═════ RECORDS FOR THE TASK ═════

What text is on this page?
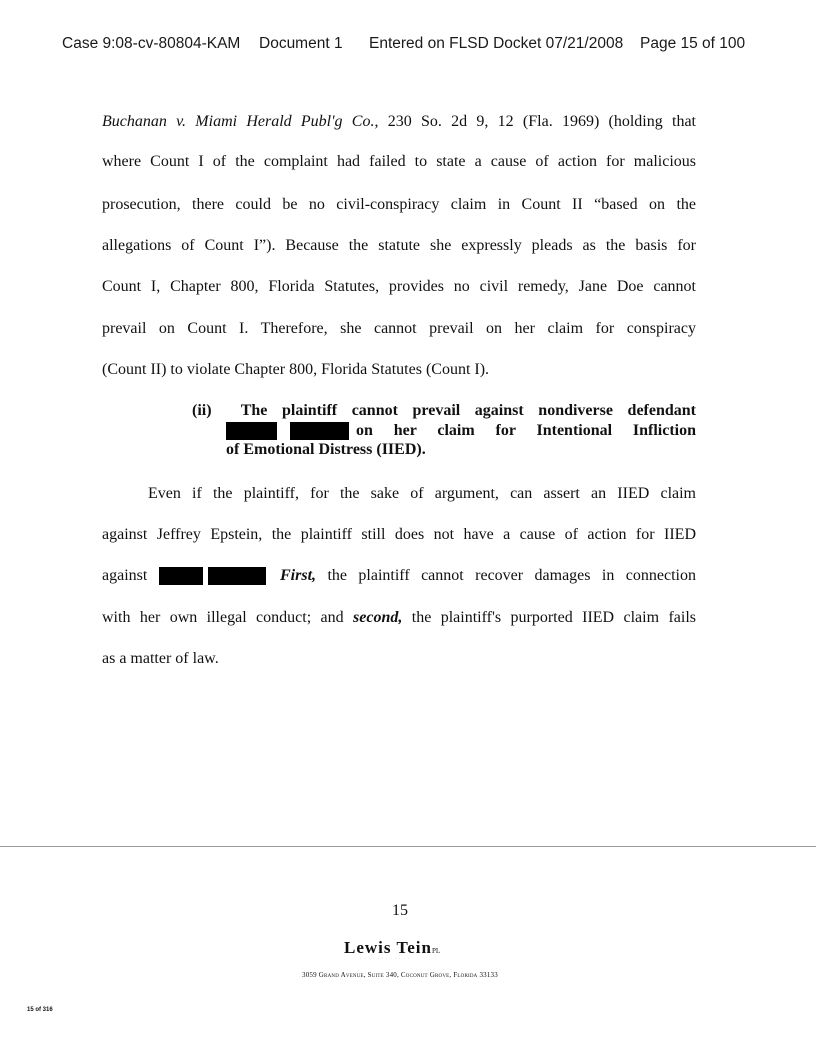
Case 9:08-cv-80804-KAM Document 1 Entered on FLSD Docket 07/21/2008 Page 15 of 100
Buchanan v. Miami Herald Publ'g Co., 230 So. 2d 9, 12 (Fla. 1969) (holding that
where Count I of the complaint had failed to state a cause of action for malicious
prosecution, there could be no civil-conspiracy claim in Count II “based on the
allegations of Count I”). Because the statute she expressly pleads as the basis for
Count I, Chapter 800, Florida Statutes, provides no civil remedy, Jane Doe cannot
prevail on Count I. Therefore, she cannot prevail on her claim for conspiracy
(Count II) to violate Chapter 800, Florida Statutes (Count I).
(ii) The plaintiff cannot prevail against nondiverse defendant

on her claim for Intentional Infliction
of Emotional Distress (IIED).
Even if the plaintiff, for the sake of argument, can assert an IIED claim
against Jeffrey Epstein, the plaintiff still does not have a cause of action for IIED
against	First, the plaintiff cannot recover damages in connection
with her own illegal conduct; and second, the plaintiff's purported IIED claim fails
as a matter of law.
15
Lewis TeinPL
· · · · · · · · · · · ·
3059 Grand Avenue, Suite 340, Coconut Grove, Florida 33133
15 of 316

═════

WHAT TO WORK ON: Only a number is needed: how many lines of the material above contain "Count"?

THE OUTPUT: 6